*Raw data*
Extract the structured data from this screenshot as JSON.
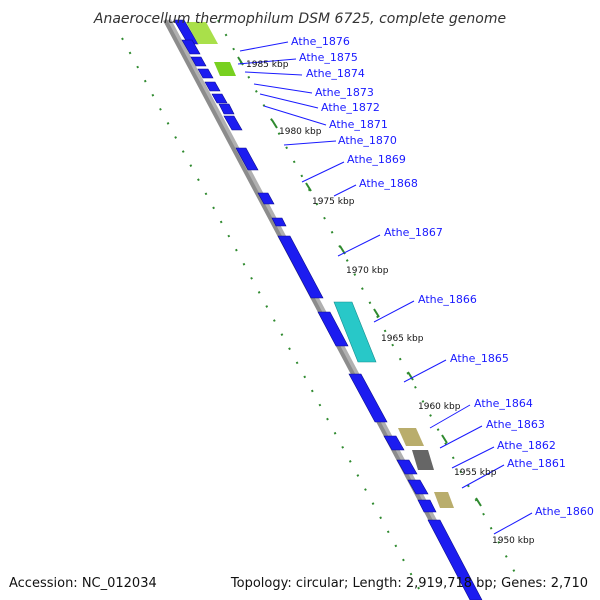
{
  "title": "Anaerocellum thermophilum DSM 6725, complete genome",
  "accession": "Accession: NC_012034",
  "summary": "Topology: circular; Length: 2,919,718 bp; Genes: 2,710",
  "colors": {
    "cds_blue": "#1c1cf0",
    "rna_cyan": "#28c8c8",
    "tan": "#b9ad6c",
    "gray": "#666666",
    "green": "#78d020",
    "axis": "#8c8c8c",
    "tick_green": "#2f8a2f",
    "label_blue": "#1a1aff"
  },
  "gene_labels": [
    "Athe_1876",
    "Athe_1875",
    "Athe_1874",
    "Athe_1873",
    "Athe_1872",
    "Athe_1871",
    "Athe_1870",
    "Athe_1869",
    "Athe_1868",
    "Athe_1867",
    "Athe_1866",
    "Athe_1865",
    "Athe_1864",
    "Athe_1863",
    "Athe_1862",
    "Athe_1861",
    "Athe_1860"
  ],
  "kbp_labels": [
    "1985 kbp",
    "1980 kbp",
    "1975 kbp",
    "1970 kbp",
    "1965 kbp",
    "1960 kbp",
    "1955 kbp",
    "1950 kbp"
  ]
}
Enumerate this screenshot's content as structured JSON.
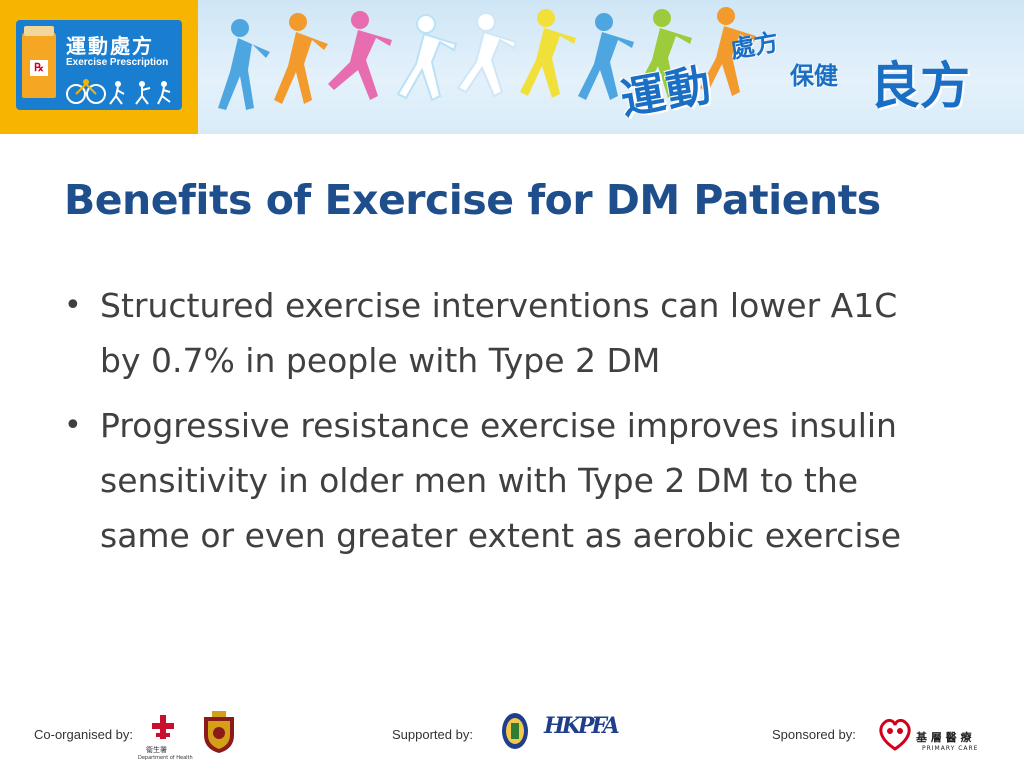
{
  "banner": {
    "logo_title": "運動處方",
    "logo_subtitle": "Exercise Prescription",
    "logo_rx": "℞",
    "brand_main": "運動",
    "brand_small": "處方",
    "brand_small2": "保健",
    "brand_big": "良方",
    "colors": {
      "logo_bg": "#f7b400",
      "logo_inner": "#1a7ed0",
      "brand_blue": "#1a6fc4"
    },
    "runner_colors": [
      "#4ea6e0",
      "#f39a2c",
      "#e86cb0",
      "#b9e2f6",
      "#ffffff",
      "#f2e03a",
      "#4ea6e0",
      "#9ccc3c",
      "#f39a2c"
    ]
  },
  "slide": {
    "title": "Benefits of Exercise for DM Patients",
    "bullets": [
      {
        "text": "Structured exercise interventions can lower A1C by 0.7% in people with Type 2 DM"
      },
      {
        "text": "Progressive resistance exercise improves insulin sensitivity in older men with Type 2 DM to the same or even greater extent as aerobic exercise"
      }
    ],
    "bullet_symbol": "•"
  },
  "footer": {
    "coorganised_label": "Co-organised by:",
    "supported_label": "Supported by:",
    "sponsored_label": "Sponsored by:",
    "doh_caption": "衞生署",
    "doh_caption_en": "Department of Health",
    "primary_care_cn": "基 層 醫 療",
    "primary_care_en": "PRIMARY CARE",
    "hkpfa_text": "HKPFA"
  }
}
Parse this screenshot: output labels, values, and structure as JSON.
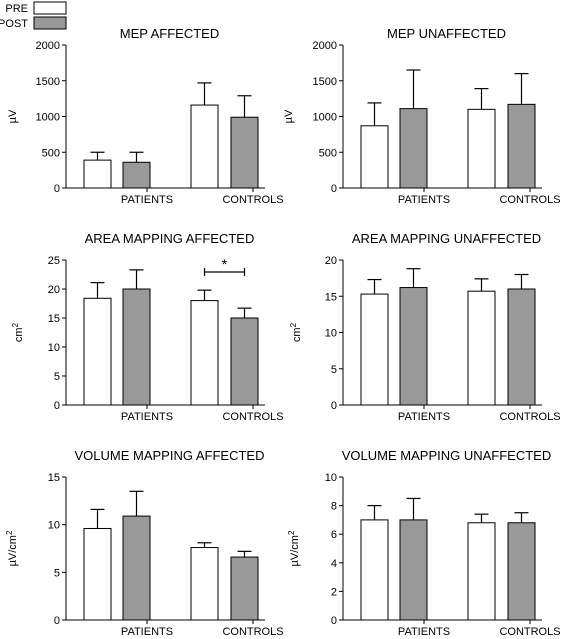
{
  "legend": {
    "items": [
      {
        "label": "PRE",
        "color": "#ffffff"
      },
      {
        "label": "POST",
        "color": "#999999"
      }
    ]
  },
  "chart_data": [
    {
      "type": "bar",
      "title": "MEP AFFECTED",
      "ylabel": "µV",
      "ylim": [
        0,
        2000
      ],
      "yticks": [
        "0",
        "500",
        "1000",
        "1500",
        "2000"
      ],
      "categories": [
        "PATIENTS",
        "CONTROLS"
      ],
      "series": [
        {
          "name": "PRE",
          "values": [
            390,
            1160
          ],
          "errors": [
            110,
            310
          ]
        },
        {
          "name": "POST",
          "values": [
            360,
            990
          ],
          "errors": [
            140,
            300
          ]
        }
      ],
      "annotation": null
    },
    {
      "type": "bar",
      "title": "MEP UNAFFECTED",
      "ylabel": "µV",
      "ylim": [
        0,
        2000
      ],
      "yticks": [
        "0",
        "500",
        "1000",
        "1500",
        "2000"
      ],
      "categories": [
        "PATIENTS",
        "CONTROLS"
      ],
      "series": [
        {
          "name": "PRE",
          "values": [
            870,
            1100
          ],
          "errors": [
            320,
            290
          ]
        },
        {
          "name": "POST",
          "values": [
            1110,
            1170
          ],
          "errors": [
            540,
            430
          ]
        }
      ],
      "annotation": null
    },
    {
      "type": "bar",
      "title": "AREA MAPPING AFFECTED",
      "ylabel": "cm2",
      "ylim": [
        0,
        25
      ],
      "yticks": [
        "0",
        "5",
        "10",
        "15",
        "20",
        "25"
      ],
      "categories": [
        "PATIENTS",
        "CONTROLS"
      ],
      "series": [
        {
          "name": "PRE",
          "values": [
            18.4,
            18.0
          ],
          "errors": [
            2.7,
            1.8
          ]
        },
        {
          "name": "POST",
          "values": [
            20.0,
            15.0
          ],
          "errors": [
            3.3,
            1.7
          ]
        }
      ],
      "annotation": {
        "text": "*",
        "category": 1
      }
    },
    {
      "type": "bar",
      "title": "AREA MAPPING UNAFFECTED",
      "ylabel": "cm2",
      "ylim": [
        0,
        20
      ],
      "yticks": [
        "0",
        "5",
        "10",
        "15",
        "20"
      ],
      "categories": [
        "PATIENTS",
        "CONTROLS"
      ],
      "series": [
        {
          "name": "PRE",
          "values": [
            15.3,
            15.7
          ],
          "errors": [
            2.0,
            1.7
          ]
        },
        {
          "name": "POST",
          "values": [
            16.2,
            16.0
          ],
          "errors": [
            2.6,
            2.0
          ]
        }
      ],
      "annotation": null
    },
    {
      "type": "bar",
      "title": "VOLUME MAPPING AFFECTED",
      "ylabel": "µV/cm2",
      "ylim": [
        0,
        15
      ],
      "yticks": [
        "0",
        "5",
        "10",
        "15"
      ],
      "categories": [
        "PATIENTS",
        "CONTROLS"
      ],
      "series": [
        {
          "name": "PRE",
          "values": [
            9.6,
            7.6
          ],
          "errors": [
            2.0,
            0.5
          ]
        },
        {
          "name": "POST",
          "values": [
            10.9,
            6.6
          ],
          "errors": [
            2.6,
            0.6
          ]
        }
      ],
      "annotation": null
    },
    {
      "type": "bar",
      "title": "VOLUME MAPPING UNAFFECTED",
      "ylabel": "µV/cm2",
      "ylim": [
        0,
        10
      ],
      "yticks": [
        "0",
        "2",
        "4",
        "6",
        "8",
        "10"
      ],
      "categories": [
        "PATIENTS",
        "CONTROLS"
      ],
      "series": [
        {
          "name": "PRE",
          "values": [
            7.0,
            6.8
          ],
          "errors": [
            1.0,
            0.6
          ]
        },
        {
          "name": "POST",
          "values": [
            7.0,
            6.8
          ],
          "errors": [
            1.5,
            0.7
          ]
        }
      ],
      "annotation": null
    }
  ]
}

*Instructions to follow*
Pick every line from the listing holding the string "MAPPING", and copy it.

*Result of this task*
      "title": "AREA MAPPING AFFECTED",
      "title": "AREA MAPPING UNAFFECTED",
      "title": "VOLUME MAPPING AFFECTED",
      "title": "VOLUME MAPPING UNAFFECTED",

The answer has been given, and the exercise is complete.